## GIVEN DATA:
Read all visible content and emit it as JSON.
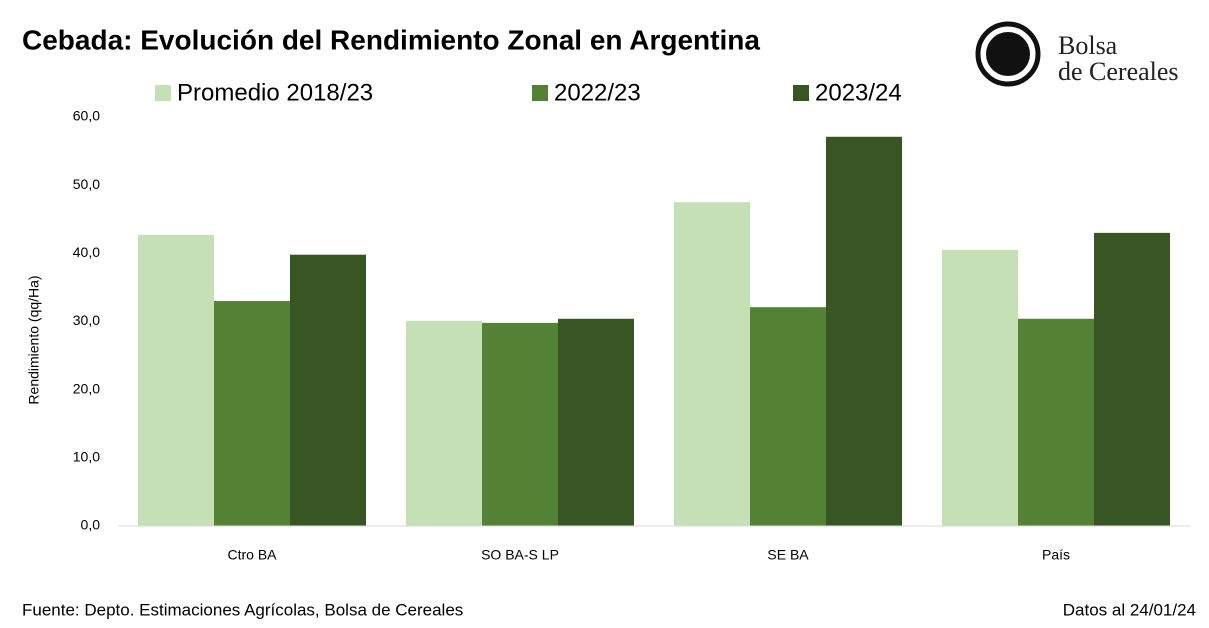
{
  "chart_data": {
    "type": "bar",
    "title": "Cebada: Evolución del Rendimiento Zonal en Argentina",
    "y_label": "Rendimiento (qq/Ha)",
    "categories": [
      "Ctro BA",
      "SO BA-S LP",
      "SE BA",
      "País"
    ],
    "series": [
      {
        "name": "Promedio 2018/23",
        "color": "#c5e0b4",
        "values": [
          42.7,
          30.1,
          47.5,
          40.5
        ]
      },
      {
        "name": "2022/23",
        "color": "#548235",
        "values": [
          33.0,
          29.8,
          32.1,
          30.4
        ]
      },
      {
        "name": "2023/24",
        "color": "#375623",
        "values": [
          39.8,
          30.4,
          57.1,
          43.0
        ]
      }
    ],
    "ylim": [
      0,
      60
    ],
    "yticks": [
      {
        "value": 0,
        "label": "0,0"
      },
      {
        "value": 10,
        "label": "10,0"
      },
      {
        "value": 20,
        "label": "20,0"
      },
      {
        "value": 30,
        "label": "30,0"
      },
      {
        "value": 40,
        "label": "40,0"
      },
      {
        "value": 50,
        "label": "50,0"
      },
      {
        "value": 60,
        "label": "60,0"
      }
    ],
    "grid": false,
    "legend": "top",
    "source": "Fuente: Depto. Estimaciones Agrícolas, Bolsa de Cereales",
    "date_note": "Datos al 24/01/24",
    "logo": [
      "Bolsa",
      "de Cereales"
    ]
  }
}
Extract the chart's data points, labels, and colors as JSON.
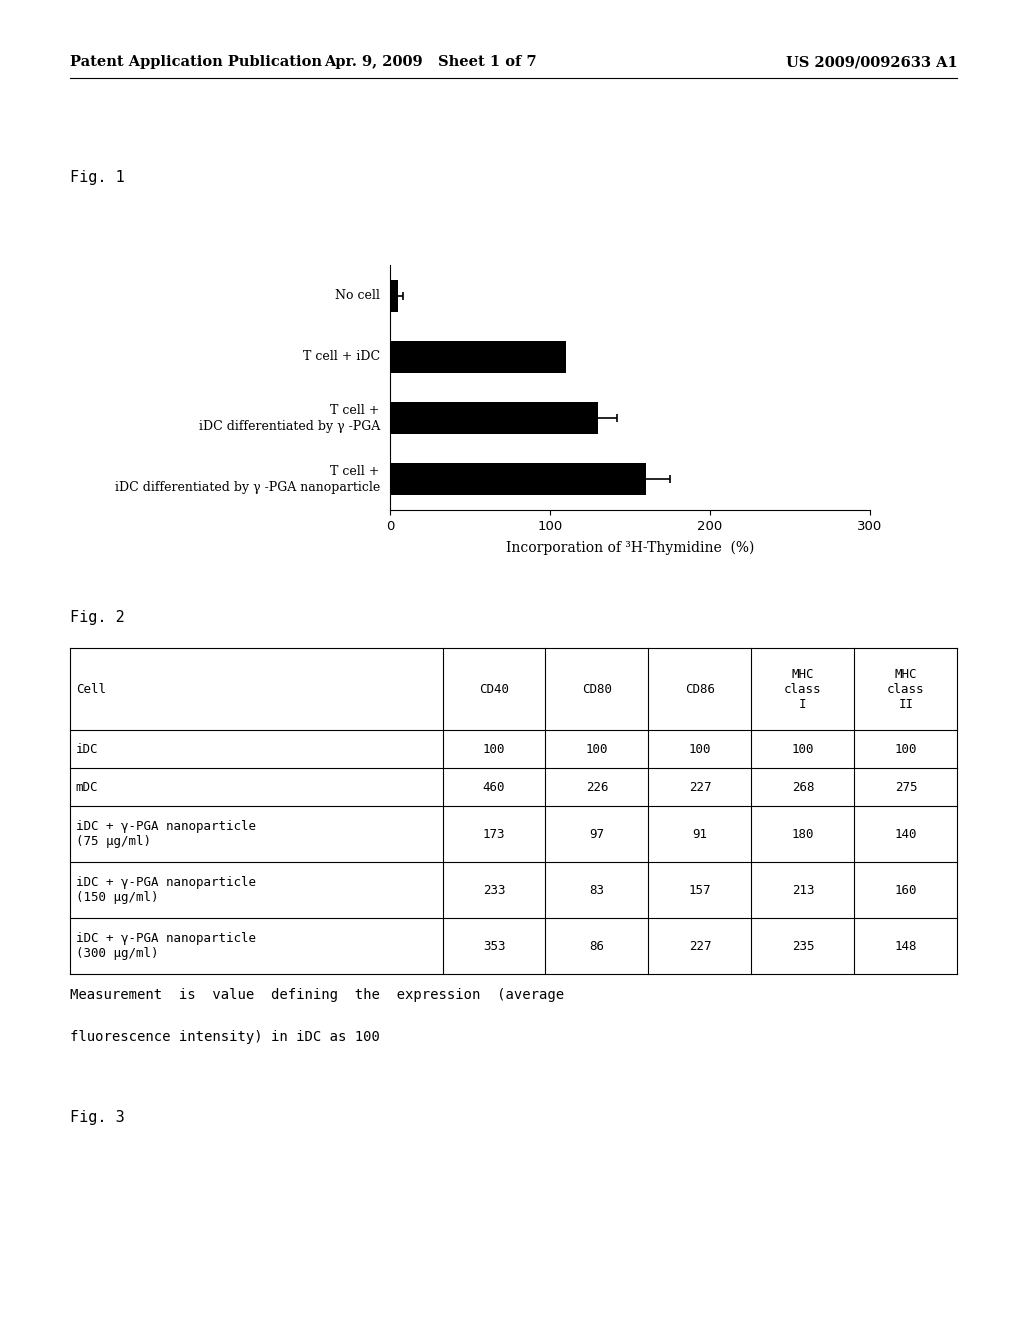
{
  "header_left": "Patent Application Publication",
  "header_mid": "Apr. 9, 2009   Sheet 1 of 7",
  "header_right": "US 2009/0092633 A1",
  "fig1_label": "Fig. 1",
  "bar_labels": [
    "No cell",
    "T cell + iDC",
    "T cell +\niDC differentiated by γ -PGA",
    "T cell +\niDC differentiated by γ -PGA nanoparticle"
  ],
  "bar_values": [
    5,
    110,
    130,
    160
  ],
  "bar_errors": [
    3,
    0,
    12,
    15
  ],
  "bar_color": "#000000",
  "xlabel": "Incorporation of ³H-Thymidine  (%)",
  "xlim": [
    0,
    300
  ],
  "xticks": [
    0,
    100,
    200,
    300
  ],
  "fig2_label": "Fig. 2",
  "fig3_label": "Fig. 3",
  "table_col_headers": [
    "Cell",
    "CD40",
    "CD80",
    "CD86",
    "MHC\nclass\nI",
    "MHC\nclass\nII"
  ],
  "table_rows": [
    [
      "iDC",
      "100",
      "100",
      "100",
      "100",
      "100"
    ],
    [
      "mDC",
      "460",
      "226",
      "227",
      "268",
      "275"
    ],
    [
      "iDC + γ-PGA nanoparticle\n(75 μg/ml)",
      "173",
      "97",
      "91",
      "180",
      "140"
    ],
    [
      "iDC + γ-PGA nanoparticle\n(150 μg/ml)",
      "233",
      "83",
      "157",
      "213",
      "160"
    ],
    [
      "iDC + γ-PGA nanoparticle\n(300 μg/ml)",
      "353",
      "86",
      "227",
      "235",
      "148"
    ]
  ],
  "caption_line1": "Measurement  is  value  defining  the  expression  (average",
  "caption_line2": "fluorescence intensity) in iDC as 100",
  "bg_color": "#ffffff",
  "text_color": "#000000"
}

## WHAT THE TASK ASKS:
Repeat the data above exactly, but not the pictures.

## EXERCISE RESPONSE:
Read all visible content and emit it as JSON.
{
  "chart_data": {
    "type": "bar",
    "title": "Cebada: Evolución del Rendimiento Zonal en Argentina",
    "y_label": "Rendimiento (qq/Ha)",
    "categories": [
      "Ctro BA",
      "SO BA-S LP",
      "SE BA",
      "País"
    ],
    "series": [
      {
        "name": "Promedio 2018/23",
        "color": "#c5e0b4",
        "values": [
          42.7,
          30.1,
          47.5,
          40.5
        ]
      },
      {
        "name": "2022/23",
        "color": "#548235",
        "values": [
          33.0,
          29.8,
          32.1,
          30.4
        ]
      },
      {
        "name": "2023/24",
        "color": "#375623",
        "values": [
          39.8,
          30.4,
          57.1,
          43.0
        ]
      }
    ],
    "ylim": [
      0,
      60
    ],
    "yticks": [
      {
        "value": 0,
        "label": "0,0"
      },
      {
        "value": 10,
        "label": "10,0"
      },
      {
        "value": 20,
        "label": "20,0"
      },
      {
        "value": 30,
        "label": "30,0"
      },
      {
        "value": 40,
        "label": "40,0"
      },
      {
        "value": 50,
        "label": "50,0"
      },
      {
        "value": 60,
        "label": "60,0"
      }
    ],
    "grid": false,
    "legend": "top",
    "source": "Fuente: Depto. Estimaciones Agrícolas, Bolsa de Cereales",
    "date_note": "Datos al 24/01/24",
    "logo": [
      "Bolsa",
      "de Cereales"
    ]
  }
}
Extract the chart's data points, labels, and colors as JSON.
{
  "header_left": "Patent Application Publication",
  "header_mid": "Apr. 9, 2009   Sheet 1 of 7",
  "header_right": "US 2009/0092633 A1",
  "fig1_label": "Fig. 1",
  "bar_labels": [
    "No cell",
    "T cell + iDC",
    "T cell +\niDC differentiated by γ -PGA",
    "T cell +\niDC differentiated by γ -PGA nanoparticle"
  ],
  "bar_values": [
    5,
    110,
    130,
    160
  ],
  "bar_errors": [
    3,
    0,
    12,
    15
  ],
  "bar_color": "#000000",
  "xlabel": "Incorporation of ³H-Thymidine  (%)",
  "xlim": [
    0,
    300
  ],
  "xticks": [
    0,
    100,
    200,
    300
  ],
  "fig2_label": "Fig. 2",
  "fig3_label": "Fig. 3",
  "table_col_headers": [
    "Cell",
    "CD40",
    "CD80",
    "CD86",
    "MHC\nclass\nI",
    "MHC\nclass\nII"
  ],
  "table_rows": [
    [
      "iDC",
      "100",
      "100",
      "100",
      "100",
      "100"
    ],
    [
      "mDC",
      "460",
      "226",
      "227",
      "268",
      "275"
    ],
    [
      "iDC + γ-PGA nanoparticle\n(75 μg/ml)",
      "173",
      "97",
      "91",
      "180",
      "140"
    ],
    [
      "iDC + γ-PGA nanoparticle\n(150 μg/ml)",
      "233",
      "83",
      "157",
      "213",
      "160"
    ],
    [
      "iDC + γ-PGA nanoparticle\n(300 μg/ml)",
      "353",
      "86",
      "227",
      "235",
      "148"
    ]
  ],
  "caption_line1": "Measurement  is  value  defining  the  expression  (average",
  "caption_line2": "fluorescence intensity) in iDC as 100",
  "bg_color": "#ffffff",
  "text_color": "#000000"
}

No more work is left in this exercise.